> [EXERCISE BRIEF]: Give back the whole listing exactly as shown.
::: DATASET EXCERPTS :::
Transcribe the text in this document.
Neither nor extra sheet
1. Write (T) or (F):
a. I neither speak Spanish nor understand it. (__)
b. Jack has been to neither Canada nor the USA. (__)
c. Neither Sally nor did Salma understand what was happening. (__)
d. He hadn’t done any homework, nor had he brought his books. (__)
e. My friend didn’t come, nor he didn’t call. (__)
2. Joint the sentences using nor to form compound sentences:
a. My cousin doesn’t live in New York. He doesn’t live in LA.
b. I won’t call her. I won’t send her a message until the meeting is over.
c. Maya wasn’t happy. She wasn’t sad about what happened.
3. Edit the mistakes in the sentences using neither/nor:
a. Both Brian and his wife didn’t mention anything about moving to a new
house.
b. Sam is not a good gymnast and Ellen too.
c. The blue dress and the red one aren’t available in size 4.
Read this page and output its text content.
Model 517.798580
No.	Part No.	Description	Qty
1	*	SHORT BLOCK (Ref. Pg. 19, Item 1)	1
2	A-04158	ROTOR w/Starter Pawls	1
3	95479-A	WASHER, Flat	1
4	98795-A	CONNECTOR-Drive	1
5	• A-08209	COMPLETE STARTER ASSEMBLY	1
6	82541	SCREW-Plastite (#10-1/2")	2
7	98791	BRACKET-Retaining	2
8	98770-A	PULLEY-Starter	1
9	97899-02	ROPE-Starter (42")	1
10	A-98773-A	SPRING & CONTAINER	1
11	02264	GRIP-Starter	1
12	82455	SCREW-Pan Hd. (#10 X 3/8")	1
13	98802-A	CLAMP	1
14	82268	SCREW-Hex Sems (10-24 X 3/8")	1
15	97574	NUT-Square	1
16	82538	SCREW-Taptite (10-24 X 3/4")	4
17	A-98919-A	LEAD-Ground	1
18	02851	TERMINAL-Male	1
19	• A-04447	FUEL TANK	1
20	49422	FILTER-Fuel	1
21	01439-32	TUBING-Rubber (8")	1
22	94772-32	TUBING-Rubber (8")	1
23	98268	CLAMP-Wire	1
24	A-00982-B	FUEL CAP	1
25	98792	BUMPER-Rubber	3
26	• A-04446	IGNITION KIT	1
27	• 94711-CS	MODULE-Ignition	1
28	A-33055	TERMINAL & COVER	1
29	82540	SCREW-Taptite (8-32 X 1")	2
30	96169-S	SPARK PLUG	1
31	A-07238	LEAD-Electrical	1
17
:::
> [RESULT OF THIS EXERCISE]:
Transcribe the text in this document.
Neither nor extra sheet
1. Write (T) or (F):
a. I neither speak Spanish nor understand it. (__)
b. Jack has been to neither Canada nor the USA. (__)
c. Neither Sally nor did Salma understand what was happening. (__)
d. He hadn’t done any homework, nor had he brought his books. (__)
e. My friend didn’t come, nor he didn’t call. (__)
2. Joint the sentences using nor to form compound sentences:
a. My cousin doesn’t live in New York. He doesn’t live in LA.
b. I won’t call her. I won’t send her a message until the meeting is over.
c. Maya wasn’t happy. She wasn’t sad about what happened.
3. Edit the mistakes in the sentences using neither/nor:
a. Both Brian and his wife didn’t mention anything about moving to a new
house.
b. Sam is not a good gymnast and Ellen too.
c. The blue dress and the red one aren’t available in size 4.
Read this page and output its text content.
Model 517.798580
No.	Part No.	Description	Qty
1	*	SHORT BLOCK (Ref. Pg. 19, Item 1)	1
2	A-04158	ROTOR w/Starter Pawls	1
3	95479-A	WASHER, Flat	1
4	98795-A	CONNECTOR-Drive	1
5	• A-08209	COMPLETE STARTER ASSEMBLY	1
6	82541	SCREW-Plastite (#10-1/2")	2
7	98791	BRACKET-Retaining	2
8	98770-A	PULLEY-Starter	1
9	97899-02	ROPE-Starter (42")	1
10	A-98773-A	SPRING & CONTAINER	1
11	02264	GRIP-Starter	1
12	82455	SCREW-Pan Hd. (#10 X 3/8")	1
13	98802-A	CLAMP	1
14	82268	SCREW-Hex Sems (10-24 X 3/8")	1
15	97574	NUT-Square	1
16	82538	SCREW-Taptite (10-24 X 3/4")	4
17	A-98919-A	LEAD-Ground	1
18	02851	TERMINAL-Male	1
19	• A-04447	FUEL TANK	1
20	49422	FILTER-Fuel	1
21	01439-32	TUBING-Rubber (8")	1
22	94772-32	TUBING-Rubber (8")	1
23	98268	CLAMP-Wire	1
24	A-00982-B	FUEL CAP	1
25	98792	BUMPER-Rubber	3
26	• A-04446	IGNITION KIT	1
27	• 94711-CS	MODULE-Ignition	1
28	A-33055	TERMINAL & COVER	1
29	82540	SCREW-Taptite (8-32 X 1")	2
30	96169-S	SPARK PLUG	1
31	A-07238	LEAD-Electrical	1
17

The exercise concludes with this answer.